◆ EXCERPT PROVIDED ◆
==========

How do I create an XPS document?

You can create an XPS document in any program you can print from, including the entire Microsoft Office system. To learn how to create an XPS document in Microsoft Office, go to the Microsoft Office Help and How-to Web site and search for information about how to save a file in XPS format.

To create an XPS document in other programs, such as Notepad or WordPad

  1. Click the File menu, and then click Print.

  2. In the Print dialog box, select Microsoft XPS Document Writer from the list of available printers, and then click Print.

  3. In the Save the file as dialog box, name your XPS document, and then click Save.

How do I view an XPS document?

While you can create an XPS document in any program you can print from, you can only view, digitally sign, or set permissions for an XPS document in the XPS Viewer, which is included in Windows Server® 2008 R2.

Double-click an XPS document to view it in the XPS Viewer; the document opens in the viewer automatically. To learn more about the toolbars and features in the XPS Viewer, see Using the XPS Viewer.

How can I verify and protect an XPS document?

You can verify an XPS document's authenticity with a digital signature and protect a document's contents with permissions.

A digital signature serves two purposes: It enables you to verify that your XPS document hasn’t been changed since you signed it, and to verify another XPS document’s publisher so you can make sure it comes from a trusted source before you open it.

You can also create permission restrictions for your XPS document so that no one can view, copy, print, or digitally sign your document without your permission. You can set time restrictions on permissions, allow as many or as few permissions as you want to other users, and allow different users to have different levels of access.

==========

◆ Region boundary data ◆
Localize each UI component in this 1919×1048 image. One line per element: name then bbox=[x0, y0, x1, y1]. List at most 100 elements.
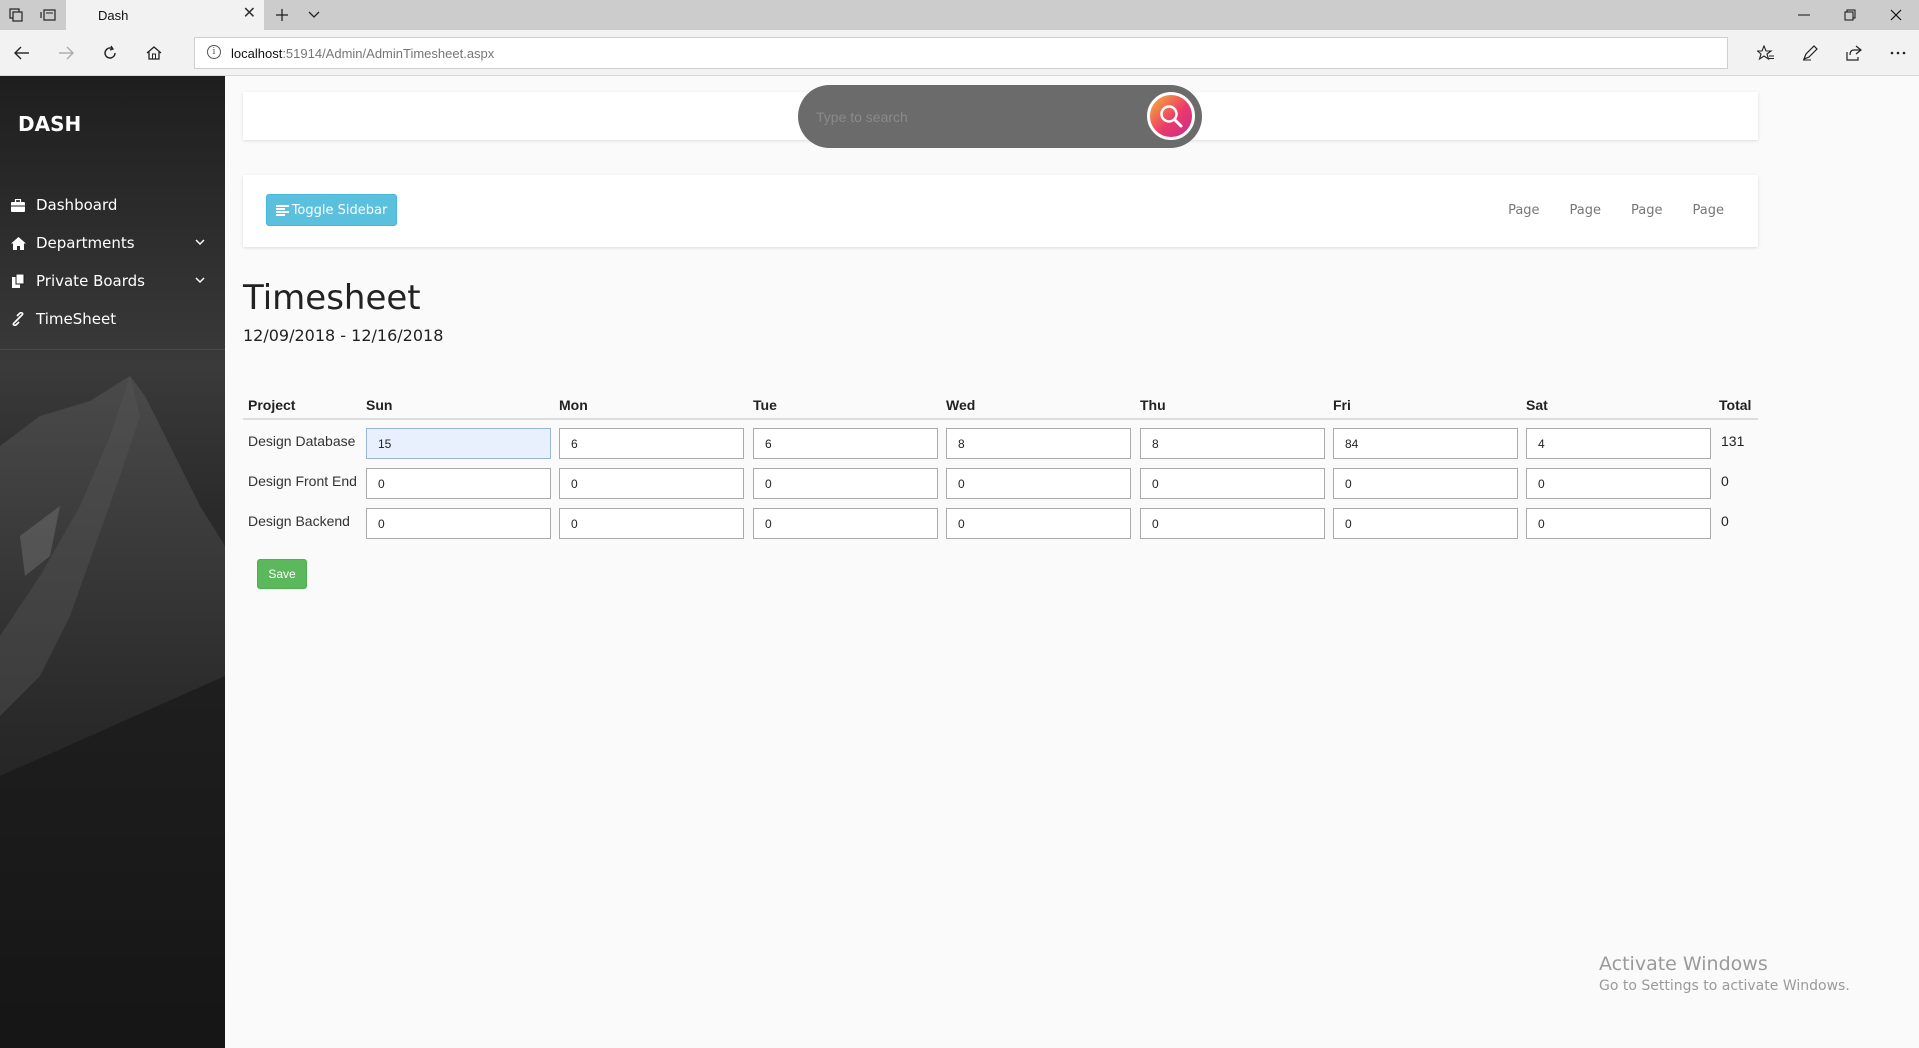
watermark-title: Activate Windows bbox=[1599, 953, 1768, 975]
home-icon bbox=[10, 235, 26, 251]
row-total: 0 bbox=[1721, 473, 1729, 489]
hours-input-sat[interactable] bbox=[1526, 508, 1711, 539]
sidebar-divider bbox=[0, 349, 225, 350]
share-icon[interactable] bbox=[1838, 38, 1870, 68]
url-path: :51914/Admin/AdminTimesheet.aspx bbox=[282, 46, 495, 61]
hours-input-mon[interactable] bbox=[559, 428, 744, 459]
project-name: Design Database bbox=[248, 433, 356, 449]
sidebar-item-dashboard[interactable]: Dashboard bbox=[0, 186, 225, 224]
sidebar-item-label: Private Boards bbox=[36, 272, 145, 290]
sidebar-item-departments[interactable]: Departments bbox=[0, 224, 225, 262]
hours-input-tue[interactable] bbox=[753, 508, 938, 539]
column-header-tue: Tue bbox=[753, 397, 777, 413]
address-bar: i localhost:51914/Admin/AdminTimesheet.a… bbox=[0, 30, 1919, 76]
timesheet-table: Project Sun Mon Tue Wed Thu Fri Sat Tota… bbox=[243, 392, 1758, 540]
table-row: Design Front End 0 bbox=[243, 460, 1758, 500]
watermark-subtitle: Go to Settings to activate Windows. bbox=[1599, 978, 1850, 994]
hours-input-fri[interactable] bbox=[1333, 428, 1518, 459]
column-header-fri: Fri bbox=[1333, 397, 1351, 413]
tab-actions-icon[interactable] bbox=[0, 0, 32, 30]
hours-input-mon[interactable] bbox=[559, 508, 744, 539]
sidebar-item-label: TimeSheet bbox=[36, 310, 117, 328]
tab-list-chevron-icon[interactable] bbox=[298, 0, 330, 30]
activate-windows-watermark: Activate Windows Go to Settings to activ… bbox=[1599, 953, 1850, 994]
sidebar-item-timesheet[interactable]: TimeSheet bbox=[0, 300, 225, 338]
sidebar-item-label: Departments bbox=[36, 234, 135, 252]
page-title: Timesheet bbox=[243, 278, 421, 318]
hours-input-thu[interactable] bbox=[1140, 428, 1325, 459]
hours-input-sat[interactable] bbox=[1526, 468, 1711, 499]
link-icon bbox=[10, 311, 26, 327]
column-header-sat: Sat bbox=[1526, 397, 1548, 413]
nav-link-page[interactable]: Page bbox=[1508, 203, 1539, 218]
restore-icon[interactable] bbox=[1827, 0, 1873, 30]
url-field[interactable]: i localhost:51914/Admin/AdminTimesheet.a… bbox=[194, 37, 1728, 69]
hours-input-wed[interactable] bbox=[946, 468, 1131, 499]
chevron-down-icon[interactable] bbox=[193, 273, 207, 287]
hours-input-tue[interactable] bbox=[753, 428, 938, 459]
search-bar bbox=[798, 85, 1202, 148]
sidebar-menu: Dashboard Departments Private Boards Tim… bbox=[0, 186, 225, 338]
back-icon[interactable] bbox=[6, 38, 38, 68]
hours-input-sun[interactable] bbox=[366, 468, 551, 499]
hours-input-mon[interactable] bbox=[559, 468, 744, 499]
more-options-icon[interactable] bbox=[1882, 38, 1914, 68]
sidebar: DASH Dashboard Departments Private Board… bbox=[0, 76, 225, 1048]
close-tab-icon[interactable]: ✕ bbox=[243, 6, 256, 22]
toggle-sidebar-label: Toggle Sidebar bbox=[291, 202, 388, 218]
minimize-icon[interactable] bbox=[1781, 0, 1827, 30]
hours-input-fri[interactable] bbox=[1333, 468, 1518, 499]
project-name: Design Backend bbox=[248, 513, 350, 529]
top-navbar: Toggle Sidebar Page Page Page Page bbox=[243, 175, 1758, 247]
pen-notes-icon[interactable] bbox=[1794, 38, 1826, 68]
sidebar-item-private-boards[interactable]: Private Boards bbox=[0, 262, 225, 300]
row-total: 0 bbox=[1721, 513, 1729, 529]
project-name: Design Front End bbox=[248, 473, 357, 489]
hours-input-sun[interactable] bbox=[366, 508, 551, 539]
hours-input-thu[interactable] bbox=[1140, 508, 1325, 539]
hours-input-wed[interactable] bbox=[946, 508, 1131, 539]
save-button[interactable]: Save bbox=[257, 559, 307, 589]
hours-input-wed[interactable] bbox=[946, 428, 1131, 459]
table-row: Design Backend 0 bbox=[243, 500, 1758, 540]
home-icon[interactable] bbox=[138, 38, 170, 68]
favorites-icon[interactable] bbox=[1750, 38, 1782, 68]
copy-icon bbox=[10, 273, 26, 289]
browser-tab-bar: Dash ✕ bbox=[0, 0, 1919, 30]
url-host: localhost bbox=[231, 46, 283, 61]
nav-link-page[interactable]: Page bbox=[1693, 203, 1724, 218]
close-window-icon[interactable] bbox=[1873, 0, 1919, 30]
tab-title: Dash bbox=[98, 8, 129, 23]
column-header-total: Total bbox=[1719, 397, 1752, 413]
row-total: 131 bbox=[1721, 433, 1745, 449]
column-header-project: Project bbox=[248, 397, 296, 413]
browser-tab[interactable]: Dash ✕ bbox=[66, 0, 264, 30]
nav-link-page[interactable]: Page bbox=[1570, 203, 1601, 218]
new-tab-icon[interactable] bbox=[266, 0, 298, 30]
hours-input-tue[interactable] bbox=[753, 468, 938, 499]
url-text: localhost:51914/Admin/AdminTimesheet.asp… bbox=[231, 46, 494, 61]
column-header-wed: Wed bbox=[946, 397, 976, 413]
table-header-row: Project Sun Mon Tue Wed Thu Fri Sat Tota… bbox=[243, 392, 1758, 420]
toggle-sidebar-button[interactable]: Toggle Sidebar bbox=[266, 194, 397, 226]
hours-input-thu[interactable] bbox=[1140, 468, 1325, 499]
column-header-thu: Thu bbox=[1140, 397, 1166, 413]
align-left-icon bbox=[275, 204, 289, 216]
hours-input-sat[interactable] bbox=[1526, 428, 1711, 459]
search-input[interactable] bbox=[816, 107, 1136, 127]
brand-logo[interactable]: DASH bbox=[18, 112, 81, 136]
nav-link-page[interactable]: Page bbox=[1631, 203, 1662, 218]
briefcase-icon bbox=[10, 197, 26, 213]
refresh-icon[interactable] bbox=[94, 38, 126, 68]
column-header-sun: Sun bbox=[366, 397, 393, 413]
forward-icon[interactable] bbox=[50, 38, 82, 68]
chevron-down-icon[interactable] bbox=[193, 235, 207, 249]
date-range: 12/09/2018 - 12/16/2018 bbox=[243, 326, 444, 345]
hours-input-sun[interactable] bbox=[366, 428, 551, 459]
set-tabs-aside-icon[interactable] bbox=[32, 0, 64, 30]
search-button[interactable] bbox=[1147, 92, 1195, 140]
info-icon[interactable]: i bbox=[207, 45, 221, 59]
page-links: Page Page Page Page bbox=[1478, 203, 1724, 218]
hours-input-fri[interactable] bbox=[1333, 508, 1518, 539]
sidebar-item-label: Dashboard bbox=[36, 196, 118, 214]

==========

◆ TASK ◆
Give back the passage of the XPS help text above that runs from "Double-click an XPS" to "the XPS Viewer.", word for word.

◆ PROBLEM SOLUTION ◆
Double-click an XPS document to view it in the XPS Viewer; the document opens in the viewer automatically. To learn more about the toolbars and features in the XPS Viewer, see Using the XPS Viewer.